##### Records to use
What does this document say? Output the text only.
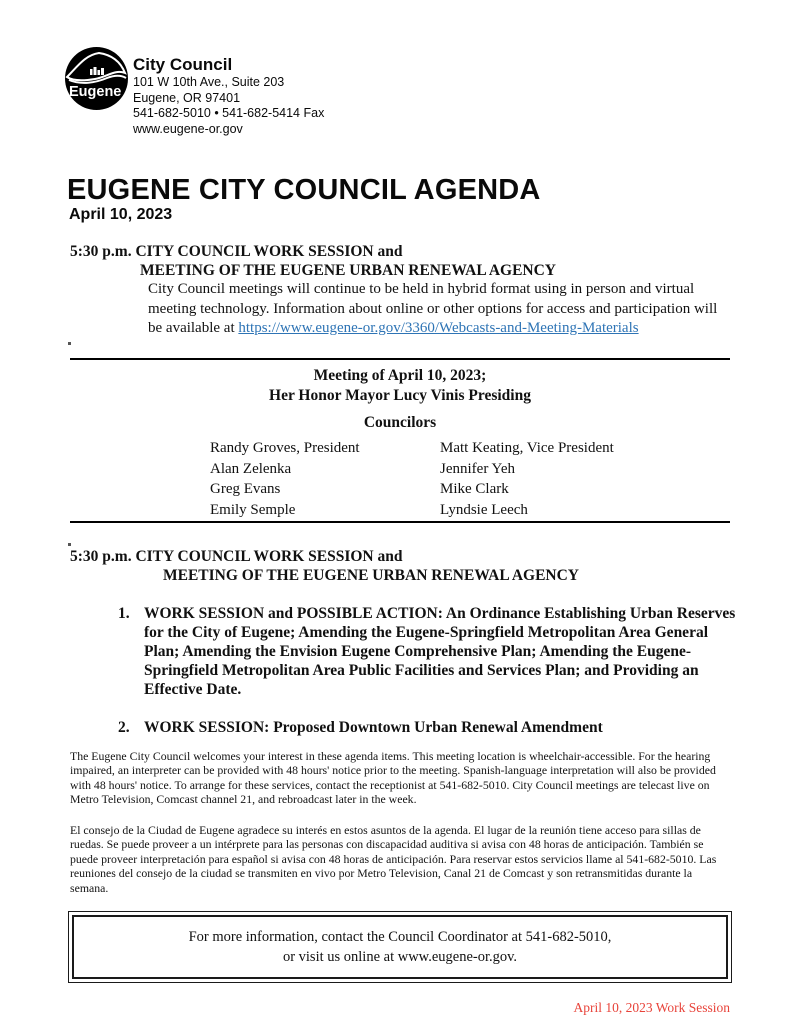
Eugene
City Council
101 W 10th Ave., Suite 203
Eugene, OR 97401
541-682-5010 • 541-682-5414 Fax
www.eugene-or.gov
EUGENE CITY COUNCIL AGENDA
April 10, 2023
5:30 p.m. CITY COUNCIL WORK SESSION and
MEETING OF THE EUGENE URBAN RENEWAL AGENCY
City Council meetings will continue to be held in hybrid format using in person and virtual meeting technology. Information about online or other options for access and participation will be available at https://www.eugene-or.gov/3360/Webcasts-and-Meeting-Materials
Meeting of April 10, 2023;
Her Honor Mayor Lucy Vinis Presiding
Councilors
Randy Groves, President
Alan Zelenka
Greg Evans
Emily Semple
Matt Keating, Vice President
Jennifer Yeh
Mike Clark
Lyndsie Leech
5:30 p.m. CITY COUNCIL WORK SESSION and
MEETING OF THE EUGENE URBAN RENEWAL AGENCY
1. WORK SESSION and POSSIBLE ACTION: An Ordinance Establishing Urban Reserves for the City of Eugene; Amending the Eugene-Springfield Metropolitan Area General Plan; Amending the Envision Eugene Comprehensive Plan; Amending the Eugene-Springfield Metropolitan Area Public Facilities and Services Plan; and Providing an Effective Date.
2. WORK SESSION: Proposed Downtown Urban Renewal Amendment
The Eugene City Council welcomes your interest in these agenda items. This meeting location is wheelchair-accessible. For the hearing impaired, an interpreter can be provided with 48 hours' notice prior to the meeting. Spanish-language interpretation will also be provided with 48 hours' notice. To arrange for these services, contact the receptionist at 541-682-5010. City Council meetings are telecast live on Metro Television, Comcast channel 21, and rebroadcast later in the week.
El consejo de la Ciudad de Eugene agradece su interés en estos asuntos de la agenda. El lugar de la reunión tiene acceso para sillas de ruedas. Se puede proveer a un intérprete para las personas con discapacidad auditiva si avisa con 48 horas de anticipación. También se puede proveer interpretación para español si avisa con 48 horas de anticipación. Para reservar estos servicios llame al 541-682-5010. Las reuniones del consejo de la ciudad se transmiten en vivo por Metro Television, Canal 21 de Comcast y son retransmitidas durante la semana.
For more information, contact the Council Coordinator at 541-682-5010,
or visit us online at www.eugene-or.gov.
April 10, 2023 Work Session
##########
Task goal: The records above should be reproduced exactly, with no pictures included.

Answer for this exercise:
What does this document say? Output the text only.
Eugene
City Council
101 W 10th Ave., Suite 203
Eugene, OR 97401
541-682-5010 • 541-682-5414 Fax
www.eugene-or.gov
EUGENE CITY COUNCIL AGENDA
April 10, 2023
5:30 p.m. CITY COUNCIL WORK SESSION and
MEETING OF THE EUGENE URBAN RENEWAL AGENCY
City Council meetings will continue to be held in hybrid format using in person and virtual meeting technology. Information about online or other options for access and participation will be available at https://www.eugene-or.gov/3360/Webcasts-and-Meeting-Materials
Meeting of April 10, 2023;
Her Honor Mayor Lucy Vinis Presiding
Councilors
Randy Groves, President
Alan Zelenka
Greg Evans
Emily Semple
Matt Keating, Vice President
Jennifer Yeh
Mike Clark
Lyndsie Leech
5:30 p.m. CITY COUNCIL WORK SESSION and
MEETING OF THE EUGENE URBAN RENEWAL AGENCY
1. WORK SESSION and POSSIBLE ACTION: An Ordinance Establishing Urban Reserves for the City of Eugene; Amending the Eugene-Springfield Metropolitan Area General Plan; Amending the Envision Eugene Comprehensive Plan; Amending the Eugene-Springfield Metropolitan Area Public Facilities and Services Plan; and Providing an Effective Date.
2. WORK SESSION: Proposed Downtown Urban Renewal Amendment
The Eugene City Council welcomes your interest in these agenda items. This meeting location is wheelchair-accessible. For the hearing impaired, an interpreter can be provided with 48 hours' notice prior to the meeting. Spanish-language interpretation will also be provided with 48 hours' notice. To arrange for these services, contact the receptionist at 541-682-5010. City Council meetings are telecast live on Metro Television, Comcast channel 21, and rebroadcast later in the week.
El consejo de la Ciudad de Eugene agradece su interés en estos asuntos de la agenda. El lugar de la reunión tiene acceso para sillas de ruedas. Se puede proveer a un intérprete para las personas con discapacidad auditiva si avisa con 48 horas de anticipación. También se puede proveer interpretación para español si avisa con 48 horas de anticipación. Para reservar estos servicios llame al 541-682-5010. Las reuniones del consejo de la ciudad se transmiten en vivo por Metro Television, Canal 21 de Comcast y son retransmitidas durante la semana.
For more information, contact the Council Coordinator at 541-682-5010,
or visit us online at www.eugene-or.gov.
April 10, 2023 Work Session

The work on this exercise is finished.